[WRITTEN INSTRUCTION] Return the full listing exactly as it is written.

BEGIN STORED RECORDS

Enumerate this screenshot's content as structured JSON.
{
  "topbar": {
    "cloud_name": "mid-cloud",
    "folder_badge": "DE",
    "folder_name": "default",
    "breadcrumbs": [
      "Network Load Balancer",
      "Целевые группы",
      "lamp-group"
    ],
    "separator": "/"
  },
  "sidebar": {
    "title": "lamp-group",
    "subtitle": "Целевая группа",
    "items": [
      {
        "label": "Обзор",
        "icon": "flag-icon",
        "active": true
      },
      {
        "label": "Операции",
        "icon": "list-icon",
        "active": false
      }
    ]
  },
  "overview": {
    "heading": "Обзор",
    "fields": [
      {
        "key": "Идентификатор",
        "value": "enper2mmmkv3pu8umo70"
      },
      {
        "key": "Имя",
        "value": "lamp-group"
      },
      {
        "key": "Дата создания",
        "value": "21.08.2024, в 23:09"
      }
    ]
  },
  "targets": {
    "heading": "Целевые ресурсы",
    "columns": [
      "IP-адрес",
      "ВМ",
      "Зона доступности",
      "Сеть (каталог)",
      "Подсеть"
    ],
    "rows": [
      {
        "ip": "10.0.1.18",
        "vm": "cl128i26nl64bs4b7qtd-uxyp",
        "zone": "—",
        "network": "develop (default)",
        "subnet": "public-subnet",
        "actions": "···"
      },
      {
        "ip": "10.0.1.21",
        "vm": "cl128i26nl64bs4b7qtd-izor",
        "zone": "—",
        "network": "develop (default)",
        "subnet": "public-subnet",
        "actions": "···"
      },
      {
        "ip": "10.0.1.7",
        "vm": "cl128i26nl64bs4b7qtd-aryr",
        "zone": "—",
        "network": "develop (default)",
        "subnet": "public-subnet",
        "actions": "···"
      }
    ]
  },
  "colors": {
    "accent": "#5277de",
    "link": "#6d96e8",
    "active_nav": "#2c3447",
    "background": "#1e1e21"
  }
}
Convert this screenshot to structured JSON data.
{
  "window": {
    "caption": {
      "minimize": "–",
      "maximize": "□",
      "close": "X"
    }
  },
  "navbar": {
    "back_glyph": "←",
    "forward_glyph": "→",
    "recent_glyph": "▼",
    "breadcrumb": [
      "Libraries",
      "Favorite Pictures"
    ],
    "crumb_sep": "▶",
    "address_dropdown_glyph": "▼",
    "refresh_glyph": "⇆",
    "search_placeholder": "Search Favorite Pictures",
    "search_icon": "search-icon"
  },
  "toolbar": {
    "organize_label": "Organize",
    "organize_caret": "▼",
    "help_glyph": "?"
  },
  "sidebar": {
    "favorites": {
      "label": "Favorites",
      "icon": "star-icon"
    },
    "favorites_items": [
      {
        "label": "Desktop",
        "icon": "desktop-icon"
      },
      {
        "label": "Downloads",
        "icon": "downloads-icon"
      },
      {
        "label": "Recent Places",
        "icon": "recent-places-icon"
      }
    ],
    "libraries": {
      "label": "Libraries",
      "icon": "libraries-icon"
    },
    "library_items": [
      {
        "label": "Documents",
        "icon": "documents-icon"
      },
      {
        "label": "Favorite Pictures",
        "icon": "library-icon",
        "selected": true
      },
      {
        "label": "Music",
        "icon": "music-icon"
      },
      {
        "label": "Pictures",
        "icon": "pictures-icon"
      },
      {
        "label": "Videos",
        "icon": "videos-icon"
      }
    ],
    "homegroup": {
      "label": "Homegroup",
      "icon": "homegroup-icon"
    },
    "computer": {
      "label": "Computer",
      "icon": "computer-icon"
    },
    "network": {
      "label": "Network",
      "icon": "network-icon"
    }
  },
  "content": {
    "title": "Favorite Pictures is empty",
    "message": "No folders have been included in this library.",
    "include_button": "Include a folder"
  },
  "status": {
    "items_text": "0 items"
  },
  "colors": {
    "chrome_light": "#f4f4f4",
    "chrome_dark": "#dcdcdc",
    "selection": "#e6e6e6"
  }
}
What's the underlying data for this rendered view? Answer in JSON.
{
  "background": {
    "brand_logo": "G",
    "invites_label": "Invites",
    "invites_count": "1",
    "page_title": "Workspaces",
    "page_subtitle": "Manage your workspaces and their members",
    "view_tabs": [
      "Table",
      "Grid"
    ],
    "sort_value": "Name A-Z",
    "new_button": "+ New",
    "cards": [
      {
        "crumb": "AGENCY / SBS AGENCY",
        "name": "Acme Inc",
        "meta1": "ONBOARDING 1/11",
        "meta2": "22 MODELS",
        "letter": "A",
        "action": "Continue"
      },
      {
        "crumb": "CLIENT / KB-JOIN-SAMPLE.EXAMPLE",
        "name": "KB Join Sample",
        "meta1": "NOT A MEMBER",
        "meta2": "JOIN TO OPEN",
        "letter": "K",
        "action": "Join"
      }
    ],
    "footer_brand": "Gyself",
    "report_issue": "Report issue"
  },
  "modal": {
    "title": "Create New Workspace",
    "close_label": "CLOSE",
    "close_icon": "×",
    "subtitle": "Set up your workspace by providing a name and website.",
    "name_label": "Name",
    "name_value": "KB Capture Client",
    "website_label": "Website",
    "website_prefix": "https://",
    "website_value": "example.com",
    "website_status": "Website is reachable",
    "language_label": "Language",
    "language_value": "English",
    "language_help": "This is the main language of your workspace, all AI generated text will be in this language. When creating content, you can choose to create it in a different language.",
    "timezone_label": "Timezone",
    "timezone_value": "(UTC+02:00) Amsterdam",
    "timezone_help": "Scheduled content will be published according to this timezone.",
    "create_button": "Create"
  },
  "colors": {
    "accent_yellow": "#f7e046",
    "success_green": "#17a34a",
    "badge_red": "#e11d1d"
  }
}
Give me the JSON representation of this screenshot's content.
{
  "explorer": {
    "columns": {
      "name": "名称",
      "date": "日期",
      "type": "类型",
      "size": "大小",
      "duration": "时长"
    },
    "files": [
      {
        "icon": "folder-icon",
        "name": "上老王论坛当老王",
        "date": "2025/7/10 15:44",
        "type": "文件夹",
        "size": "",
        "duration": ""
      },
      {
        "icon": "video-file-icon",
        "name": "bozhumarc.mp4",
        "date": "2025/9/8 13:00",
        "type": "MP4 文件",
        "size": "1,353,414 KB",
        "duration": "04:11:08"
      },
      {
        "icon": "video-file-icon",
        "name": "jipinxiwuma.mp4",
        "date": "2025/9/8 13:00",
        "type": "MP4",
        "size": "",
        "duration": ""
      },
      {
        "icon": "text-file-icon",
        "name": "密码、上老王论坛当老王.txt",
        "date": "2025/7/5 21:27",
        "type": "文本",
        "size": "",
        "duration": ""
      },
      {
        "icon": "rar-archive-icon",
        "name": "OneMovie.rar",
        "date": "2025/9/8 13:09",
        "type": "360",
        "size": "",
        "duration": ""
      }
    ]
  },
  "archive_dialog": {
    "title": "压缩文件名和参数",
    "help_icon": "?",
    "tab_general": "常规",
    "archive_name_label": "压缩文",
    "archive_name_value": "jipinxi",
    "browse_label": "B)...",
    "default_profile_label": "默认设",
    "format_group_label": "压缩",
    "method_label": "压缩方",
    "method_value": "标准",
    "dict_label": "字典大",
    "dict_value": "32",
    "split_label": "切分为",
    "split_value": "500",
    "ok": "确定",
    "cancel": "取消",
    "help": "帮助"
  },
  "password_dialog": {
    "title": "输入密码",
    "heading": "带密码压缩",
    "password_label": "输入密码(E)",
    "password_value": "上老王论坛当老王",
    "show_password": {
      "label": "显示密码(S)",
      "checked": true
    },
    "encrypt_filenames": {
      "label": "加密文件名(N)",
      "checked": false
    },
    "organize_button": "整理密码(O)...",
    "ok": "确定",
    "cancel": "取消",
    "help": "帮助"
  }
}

END STORED RECORDS

[FINISHED EXERCISE]
Enumerate this screenshot's content as structured JSON.
{
  "topbar": {
    "cloud_name": "mid-cloud",
    "folder_badge": "DE",
    "folder_name": "default",
    "breadcrumbs": [
      "Network Load Balancer",
      "Целевые группы",
      "lamp-group"
    ],
    "separator": "/"
  },
  "sidebar": {
    "title": "lamp-group",
    "subtitle": "Целевая группа",
    "items": [
      {
        "label": "Обзор",
        "icon": "flag-icon",
        "active": true
      },
      {
        "label": "Операции",
        "icon": "list-icon",
        "active": false
      }
    ]
  },
  "overview": {
    "heading": "Обзор",
    "fields": [
      {
        "key": "Идентификатор",
        "value": "enper2mmmkv3pu8umo70"
      },
      {
        "key": "Имя",
        "value": "lamp-group"
      },
      {
        "key": "Дата создания",
        "value": "21.08.2024, в 23:09"
      }
    ]
  },
  "targets": {
    "heading": "Целевые ресурсы",
    "columns": [
      "IP-адрес",
      "ВМ",
      "Зона доступности",
      "Сеть (каталог)",
      "Подсеть"
    ],
    "rows": [
      {
        "ip": "10.0.1.18",
        "vm": "cl128i26nl64bs4b7qtd-uxyp",
        "zone": "—",
        "network": "develop (default)",
        "subnet": "public-subnet",
        "actions": "···"
      },
      {
        "ip": "10.0.1.21",
        "vm": "cl128i26nl64bs4b7qtd-izor",
        "zone": "—",
        "network": "develop (default)",
        "subnet": "public-subnet",
        "actions": "···"
      },
      {
        "ip": "10.0.1.7",
        "vm": "cl128i26nl64bs4b7qtd-aryr",
        "zone": "—",
        "network": "develop (default)",
        "subnet": "public-subnet",
        "actions": "···"
      }
    ]
  },
  "colors": {
    "accent": "#5277de",
    "link": "#6d96e8",
    "active_nav": "#2c3447",
    "background": "#1e1e21"
  }
}
Convert this screenshot to structured JSON data.
{
  "window": {
    "caption": {
      "minimize": "–",
      "maximize": "□",
      "close": "X"
    }
  },
  "navbar": {
    "back_glyph": "←",
    "forward_glyph": "→",
    "recent_glyph": "▼",
    "breadcrumb": [
      "Libraries",
      "Favorite Pictures"
    ],
    "crumb_sep": "▶",
    "address_dropdown_glyph": "▼",
    "refresh_glyph": "⇆",
    "search_placeholder": "Search Favorite Pictures",
    "search_icon": "search-icon"
  },
  "toolbar": {
    "organize_label": "Organize",
    "organize_caret": "▼",
    "help_glyph": "?"
  },
  "sidebar": {
    "favorites": {
      "label": "Favorites",
      "icon": "star-icon"
    },
    "favorites_items": [
      {
        "label": "Desktop",
        "icon": "desktop-icon"
      },
      {
        "label": "Downloads",
        "icon": "downloads-icon"
      },
      {
        "label": "Recent Places",
        "icon": "recent-places-icon"
      }
    ],
    "libraries": {
      "label": "Libraries",
      "icon": "libraries-icon"
    },
    "library_items": [
      {
        "label": "Documents",
        "icon": "documents-icon"
      },
      {
        "label": "Favorite Pictures",
        "icon": "library-icon",
        "selected": true
      },
      {
        "label": "Music",
        "icon": "music-icon"
      },
      {
        "label": "Pictures",
        "icon": "pictures-icon"
      },
      {
        "label": "Videos",
        "icon": "videos-icon"
      }
    ],
    "homegroup": {
      "label": "Homegroup",
      "icon": "homegroup-icon"
    },
    "computer": {
      "label": "Computer",
      "icon": "computer-icon"
    },
    "network": {
      "label": "Network",
      "icon": "network-icon"
    }
  },
  "content": {
    "title": "Favorite Pictures is empty",
    "message": "No folders have been included in this library.",
    "include_button": "Include a folder"
  },
  "status": {
    "items_text": "0 items"
  },
  "colors": {
    "chrome_light": "#f4f4f4",
    "chrome_dark": "#dcdcdc",
    "selection": "#e6e6e6"
  }
}
What's the underlying data for this rendered view? Answer in JSON.
{
  "background": {
    "brand_logo": "G",
    "invites_label": "Invites",
    "invites_count": "1",
    "page_title": "Workspaces",
    "page_subtitle": "Manage your workspaces and their members",
    "view_tabs": [
      "Table",
      "Grid"
    ],
    "sort_value": "Name A-Z",
    "new_button": "+ New",
    "cards": [
      {
        "crumb": "AGENCY / SBS AGENCY",
        "name": "Acme Inc",
        "meta1": "ONBOARDING 1/11",
        "meta2": "22 MODELS",
        "letter": "A",
        "action": "Continue"
      },
      {
        "crumb": "CLIENT / KB-JOIN-SAMPLE.EXAMPLE",
        "name": "KB Join Sample",
        "meta1": "NOT A MEMBER",
        "meta2": "JOIN TO OPEN",
        "letter": "K",
        "action": "Join"
      }
    ],
    "footer_brand": "Gyself",
    "report_issue": "Report issue"
  },
  "modal": {
    "title": "Create New Workspace",
    "close_label": "CLOSE",
    "close_icon": "×",
    "subtitle": "Set up your workspace by providing a name and website.",
    "name_label": "Name",
    "name_value": "KB Capture Client",
    "website_label": "Website",
    "website_prefix": "https://",
    "website_value": "example.com",
    "website_status": "Website is reachable",
    "language_label": "Language",
    "language_value": "English",
    "language_help": "This is the main language of your workspace, all AI generated text will be in this language. When creating content, you can choose to create it in a different language.",
    "timezone_label": "Timezone",
    "timezone_value": "(UTC+02:00) Amsterdam",
    "timezone_help": "Scheduled content will be published according to this timezone.",
    "create_button": "Create"
  },
  "colors": {
    "accent_yellow": "#f7e046",
    "success_green": "#17a34a",
    "badge_red": "#e11d1d"
  }
}
Give me the JSON representation of this screenshot's content.
{
  "explorer": {
    "columns": {
      "name": "名称",
      "date": "日期",
      "type": "类型",
      "size": "大小",
      "duration": "时长"
    },
    "files": [
      {
        "icon": "folder-icon",
        "name": "上老王论坛当老王",
        "date": "2025/7/10 15:44",
        "type": "文件夹",
        "size": "",
        "duration": ""
      },
      {
        "icon": "video-file-icon",
        "name": "bozhumarc.mp4",
        "date": "2025/9/8 13:00",
        "type": "MP4 文件",
        "size": "1,353,414 KB",
        "duration": "04:11:08"
      },
      {
        "icon": "video-file-icon",
        "name": "jipinxiwuma.mp4",
        "date": "2025/9/8 13:00",
        "type": "MP4",
        "size": "",
        "duration": ""
      },
      {
        "icon": "text-file-icon",
        "name": "密码、上老王论坛当老王.txt",
        "date": "2025/7/5 21:27",
        "type": "文本",
        "size": "",
        "duration": ""
      },
      {
        "icon": "rar-archive-icon",
        "name": "OneMovie.rar",
        "date": "2025/9/8 13:09",
        "type": "360",
        "size": "",
        "duration": ""
      }
    ]
  },
  "archive_dialog": {
    "title": "压缩文件名和参数",
    "help_icon": "?",
    "tab_general": "常规",
    "archive_name_label": "压缩文",
    "archive_name_value": "jipinxi",
    "browse_label": "B)...",
    "default_profile_label": "默认设",
    "format_group_label": "压缩",
    "method_label": "压缩方",
    "method_value": "标准",
    "dict_label": "字典大",
    "dict_value": "32",
    "split_label": "切分为",
    "split_value": "500",
    "ok": "确定",
    "cancel": "取消",
    "help": "帮助"
  },
  "password_dialog": {
    "title": "输入密码",
    "heading": "带密码压缩",
    "password_label": "输入密码(E)",
    "password_value": "上老王论坛当老王",
    "show_password": {
      "label": "显示密码(S)",
      "checked": true
    },
    "encrypt_filenames": {
      "label": "加密文件名(N)",
      "checked": false
    },
    "organize_button": "整理密码(O)...",
    "ok": "确定",
    "cancel": "取消",
    "help": "帮助"
  }
}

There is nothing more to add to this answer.